----- Task material
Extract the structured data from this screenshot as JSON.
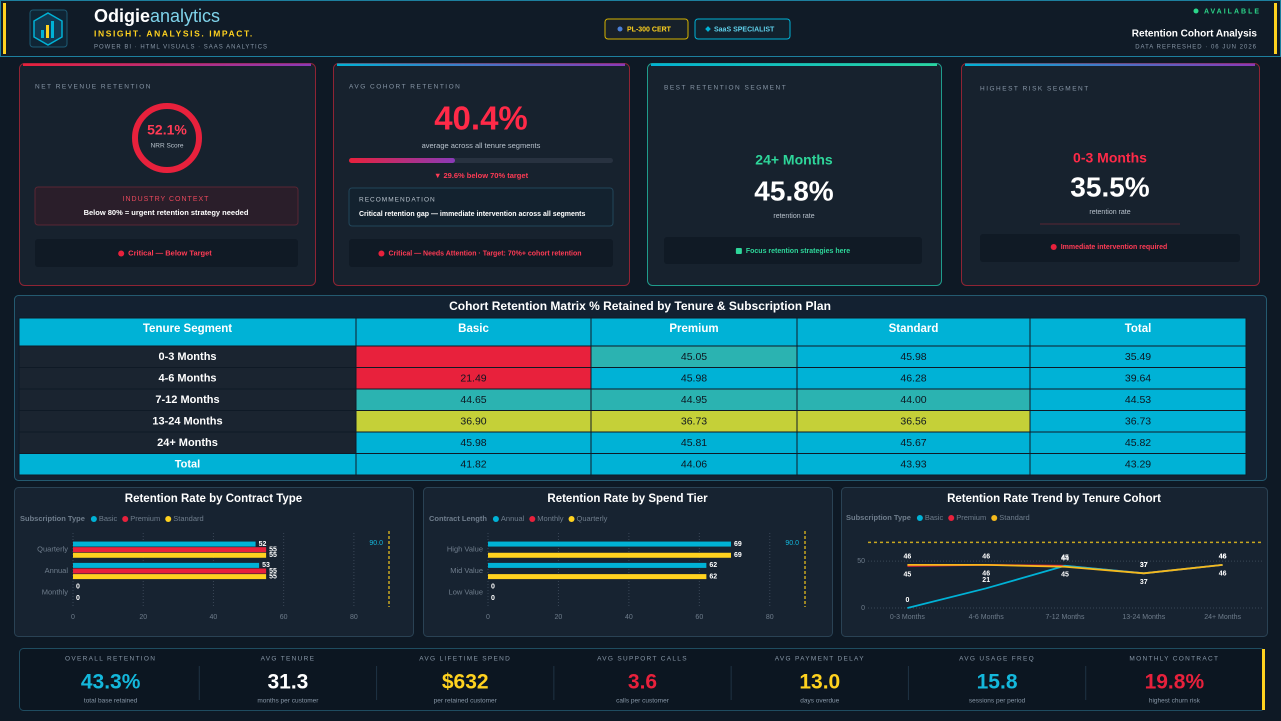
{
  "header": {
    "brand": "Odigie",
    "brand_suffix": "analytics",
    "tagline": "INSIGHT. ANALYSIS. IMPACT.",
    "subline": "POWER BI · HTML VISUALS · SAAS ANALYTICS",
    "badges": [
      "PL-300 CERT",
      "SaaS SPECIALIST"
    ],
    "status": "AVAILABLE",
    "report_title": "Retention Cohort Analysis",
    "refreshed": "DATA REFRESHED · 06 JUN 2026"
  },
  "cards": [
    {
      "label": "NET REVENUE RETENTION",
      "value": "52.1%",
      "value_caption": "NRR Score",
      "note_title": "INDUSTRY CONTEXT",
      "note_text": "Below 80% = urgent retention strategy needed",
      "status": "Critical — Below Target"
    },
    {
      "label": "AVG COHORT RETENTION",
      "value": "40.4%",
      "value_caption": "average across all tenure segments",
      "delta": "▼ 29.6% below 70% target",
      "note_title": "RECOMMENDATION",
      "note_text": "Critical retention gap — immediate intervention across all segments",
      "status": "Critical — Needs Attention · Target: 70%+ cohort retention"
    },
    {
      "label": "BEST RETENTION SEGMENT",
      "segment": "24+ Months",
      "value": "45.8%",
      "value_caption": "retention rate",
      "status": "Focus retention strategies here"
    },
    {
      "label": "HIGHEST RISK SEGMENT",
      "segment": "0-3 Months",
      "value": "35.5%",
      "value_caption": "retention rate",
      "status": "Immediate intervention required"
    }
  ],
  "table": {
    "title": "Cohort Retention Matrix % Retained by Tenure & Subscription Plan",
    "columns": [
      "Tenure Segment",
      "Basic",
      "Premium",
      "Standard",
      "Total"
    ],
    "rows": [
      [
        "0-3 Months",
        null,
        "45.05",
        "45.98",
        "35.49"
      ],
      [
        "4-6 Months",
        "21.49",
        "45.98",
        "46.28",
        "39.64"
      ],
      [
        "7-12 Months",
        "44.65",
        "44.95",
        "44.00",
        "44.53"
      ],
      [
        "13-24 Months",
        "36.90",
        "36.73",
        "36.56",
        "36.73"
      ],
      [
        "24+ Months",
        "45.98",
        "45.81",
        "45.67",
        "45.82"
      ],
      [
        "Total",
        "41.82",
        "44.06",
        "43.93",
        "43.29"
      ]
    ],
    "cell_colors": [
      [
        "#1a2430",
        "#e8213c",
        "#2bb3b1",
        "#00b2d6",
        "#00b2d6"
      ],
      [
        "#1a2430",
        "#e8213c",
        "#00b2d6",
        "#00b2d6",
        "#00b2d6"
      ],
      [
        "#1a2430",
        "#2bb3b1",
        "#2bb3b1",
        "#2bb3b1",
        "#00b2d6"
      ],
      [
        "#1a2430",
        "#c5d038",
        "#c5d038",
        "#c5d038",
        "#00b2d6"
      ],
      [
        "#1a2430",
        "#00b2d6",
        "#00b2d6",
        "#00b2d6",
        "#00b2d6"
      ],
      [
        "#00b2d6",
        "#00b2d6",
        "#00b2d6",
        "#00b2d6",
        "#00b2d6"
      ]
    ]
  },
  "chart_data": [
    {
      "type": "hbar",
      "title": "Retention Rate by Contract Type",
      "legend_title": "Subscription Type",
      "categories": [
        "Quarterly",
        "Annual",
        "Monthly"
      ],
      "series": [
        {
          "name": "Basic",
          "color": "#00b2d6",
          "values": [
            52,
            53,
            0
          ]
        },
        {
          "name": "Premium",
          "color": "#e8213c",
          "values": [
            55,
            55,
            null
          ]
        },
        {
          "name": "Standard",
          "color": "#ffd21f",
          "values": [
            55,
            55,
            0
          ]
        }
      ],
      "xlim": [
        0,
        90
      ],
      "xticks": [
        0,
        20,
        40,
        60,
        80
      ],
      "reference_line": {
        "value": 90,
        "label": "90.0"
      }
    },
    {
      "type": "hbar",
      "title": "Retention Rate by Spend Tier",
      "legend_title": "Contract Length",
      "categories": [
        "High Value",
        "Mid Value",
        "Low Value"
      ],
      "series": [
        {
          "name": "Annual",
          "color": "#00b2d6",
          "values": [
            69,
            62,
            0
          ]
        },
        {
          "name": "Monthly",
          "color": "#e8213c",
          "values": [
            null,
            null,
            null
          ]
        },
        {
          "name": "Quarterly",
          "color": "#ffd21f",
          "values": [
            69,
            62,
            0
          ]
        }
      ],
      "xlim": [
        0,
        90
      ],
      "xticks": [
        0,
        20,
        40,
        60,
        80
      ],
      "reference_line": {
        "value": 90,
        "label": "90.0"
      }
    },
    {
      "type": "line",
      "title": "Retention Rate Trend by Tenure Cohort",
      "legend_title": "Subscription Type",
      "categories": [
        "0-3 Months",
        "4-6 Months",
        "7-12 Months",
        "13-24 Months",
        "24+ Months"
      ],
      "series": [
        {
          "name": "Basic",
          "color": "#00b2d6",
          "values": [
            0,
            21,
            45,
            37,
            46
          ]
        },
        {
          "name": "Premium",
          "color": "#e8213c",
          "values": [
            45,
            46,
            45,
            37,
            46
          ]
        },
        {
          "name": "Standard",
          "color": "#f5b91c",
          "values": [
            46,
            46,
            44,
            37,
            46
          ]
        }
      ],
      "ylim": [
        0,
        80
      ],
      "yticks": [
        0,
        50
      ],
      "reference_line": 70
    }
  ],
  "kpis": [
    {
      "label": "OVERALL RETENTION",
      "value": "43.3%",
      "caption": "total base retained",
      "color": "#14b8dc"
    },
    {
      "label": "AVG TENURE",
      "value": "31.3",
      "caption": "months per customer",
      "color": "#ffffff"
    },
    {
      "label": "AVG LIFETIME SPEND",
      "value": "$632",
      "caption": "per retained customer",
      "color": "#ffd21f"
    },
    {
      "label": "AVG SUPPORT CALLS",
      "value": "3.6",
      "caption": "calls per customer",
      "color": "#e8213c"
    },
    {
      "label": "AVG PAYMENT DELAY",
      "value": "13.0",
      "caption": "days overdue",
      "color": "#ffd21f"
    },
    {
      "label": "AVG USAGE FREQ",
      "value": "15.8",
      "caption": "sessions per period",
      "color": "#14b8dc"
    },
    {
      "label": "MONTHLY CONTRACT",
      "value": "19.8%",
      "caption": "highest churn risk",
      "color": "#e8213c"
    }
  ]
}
----------
Exercise task:
Without the pictures, print the records in full, exactly as they appear.

Response for this exercise:
Extract the structured data from this screenshot as JSON.
{
  "header": {
    "brand": "Odigie",
    "brand_suffix": "analytics",
    "tagline": "INSIGHT. ANALYSIS. IMPACT.",
    "subline": "POWER BI · HTML VISUALS · SAAS ANALYTICS",
    "badges": [
      "PL-300 CERT",
      "SaaS SPECIALIST"
    ],
    "status": "AVAILABLE",
    "report_title": "Retention Cohort Analysis",
    "refreshed": "DATA REFRESHED · 06 JUN 2026"
  },
  "cards": [
    {
      "label": "NET REVENUE RETENTION",
      "value": "52.1%",
      "value_caption": "NRR Score",
      "note_title": "INDUSTRY CONTEXT",
      "note_text": "Below 80% = urgent retention strategy needed",
      "status": "Critical — Below Target"
    },
    {
      "label": "AVG COHORT RETENTION",
      "value": "40.4%",
      "value_caption": "average across all tenure segments",
      "delta": "▼ 29.6% below 70% target",
      "note_title": "RECOMMENDATION",
      "note_text": "Critical retention gap — immediate intervention across all segments",
      "status": "Critical — Needs Attention · Target: 70%+ cohort retention"
    },
    {
      "label": "BEST RETENTION SEGMENT",
      "segment": "24+ Months",
      "value": "45.8%",
      "value_caption": "retention rate",
      "status": "Focus retention strategies here"
    },
    {
      "label": "HIGHEST RISK SEGMENT",
      "segment": "0-3 Months",
      "value": "35.5%",
      "value_caption": "retention rate",
      "status": "Immediate intervention required"
    }
  ],
  "table": {
    "title": "Cohort Retention Matrix % Retained by Tenure & Subscription Plan",
    "columns": [
      "Tenure Segment",
      "Basic",
      "Premium",
      "Standard",
      "Total"
    ],
    "rows": [
      [
        "0-3 Months",
        null,
        "45.05",
        "45.98",
        "35.49"
      ],
      [
        "4-6 Months",
        "21.49",
        "45.98",
        "46.28",
        "39.64"
      ],
      [
        "7-12 Months",
        "44.65",
        "44.95",
        "44.00",
        "44.53"
      ],
      [
        "13-24 Months",
        "36.90",
        "36.73",
        "36.56",
        "36.73"
      ],
      [
        "24+ Months",
        "45.98",
        "45.81",
        "45.67",
        "45.82"
      ],
      [
        "Total",
        "41.82",
        "44.06",
        "43.93",
        "43.29"
      ]
    ],
    "cell_colors": [
      [
        "#1a2430",
        "#e8213c",
        "#2bb3b1",
        "#00b2d6",
        "#00b2d6"
      ],
      [
        "#1a2430",
        "#e8213c",
        "#00b2d6",
        "#00b2d6",
        "#00b2d6"
      ],
      [
        "#1a2430",
        "#2bb3b1",
        "#2bb3b1",
        "#2bb3b1",
        "#00b2d6"
      ],
      [
        "#1a2430",
        "#c5d038",
        "#c5d038",
        "#c5d038",
        "#00b2d6"
      ],
      [
        "#1a2430",
        "#00b2d6",
        "#00b2d6",
        "#00b2d6",
        "#00b2d6"
      ],
      [
        "#00b2d6",
        "#00b2d6",
        "#00b2d6",
        "#00b2d6",
        "#00b2d6"
      ]
    ]
  },
  "chart_data": [
    {
      "type": "hbar",
      "title": "Retention Rate by Contract Type",
      "legend_title": "Subscription Type",
      "categories": [
        "Quarterly",
        "Annual",
        "Monthly"
      ],
      "series": [
        {
          "name": "Basic",
          "color": "#00b2d6",
          "values": [
            52,
            53,
            0
          ]
        },
        {
          "name": "Premium",
          "color": "#e8213c",
          "values": [
            55,
            55,
            null
          ]
        },
        {
          "name": "Standard",
          "color": "#ffd21f",
          "values": [
            55,
            55,
            0
          ]
        }
      ],
      "xlim": [
        0,
        90
      ],
      "xticks": [
        0,
        20,
        40,
        60,
        80
      ],
      "reference_line": {
        "value": 90,
        "label": "90.0"
      }
    },
    {
      "type": "hbar",
      "title": "Retention Rate by Spend Tier",
      "legend_title": "Contract Length",
      "categories": [
        "High Value",
        "Mid Value",
        "Low Value"
      ],
      "series": [
        {
          "name": "Annual",
          "color": "#00b2d6",
          "values": [
            69,
            62,
            0
          ]
        },
        {
          "name": "Monthly",
          "color": "#e8213c",
          "values": [
            null,
            null,
            null
          ]
        },
        {
          "name": "Quarterly",
          "color": "#ffd21f",
          "values": [
            69,
            62,
            0
          ]
        }
      ],
      "xlim": [
        0,
        90
      ],
      "xticks": [
        0,
        20,
        40,
        60,
        80
      ],
      "reference_line": {
        "value": 90,
        "label": "90.0"
      }
    },
    {
      "type": "line",
      "title": "Retention Rate Trend by Tenure Cohort",
      "legend_title": "Subscription Type",
      "categories": [
        "0-3 Months",
        "4-6 Months",
        "7-12 Months",
        "13-24 Months",
        "24+ Months"
      ],
      "series": [
        {
          "name": "Basic",
          "color": "#00b2d6",
          "values": [
            0,
            21,
            45,
            37,
            46
          ]
        },
        {
          "name": "Premium",
          "color": "#e8213c",
          "values": [
            45,
            46,
            45,
            37,
            46
          ]
        },
        {
          "name": "Standard",
          "color": "#f5b91c",
          "values": [
            46,
            46,
            44,
            37,
            46
          ]
        }
      ],
      "ylim": [
        0,
        80
      ],
      "yticks": [
        0,
        50
      ],
      "reference_line": 70
    }
  ],
  "kpis": [
    {
      "label": "OVERALL RETENTION",
      "value": "43.3%",
      "caption": "total base retained",
      "color": "#14b8dc"
    },
    {
      "label": "AVG TENURE",
      "value": "31.3",
      "caption": "months per customer",
      "color": "#ffffff"
    },
    {
      "label": "AVG LIFETIME SPEND",
      "value": "$632",
      "caption": "per retained customer",
      "color": "#ffd21f"
    },
    {
      "label": "AVG SUPPORT CALLS",
      "value": "3.6",
      "caption": "calls per customer",
      "color": "#e8213c"
    },
    {
      "label": "AVG PAYMENT DELAY",
      "value": "13.0",
      "caption": "days overdue",
      "color": "#ffd21f"
    },
    {
      "label": "AVG USAGE FREQ",
      "value": "15.8",
      "caption": "sessions per period",
      "color": "#14b8dc"
    },
    {
      "label": "MONTHLY CONTRACT",
      "value": "19.8%",
      "caption": "highest churn risk",
      "color": "#e8213c"
    }
  ]
}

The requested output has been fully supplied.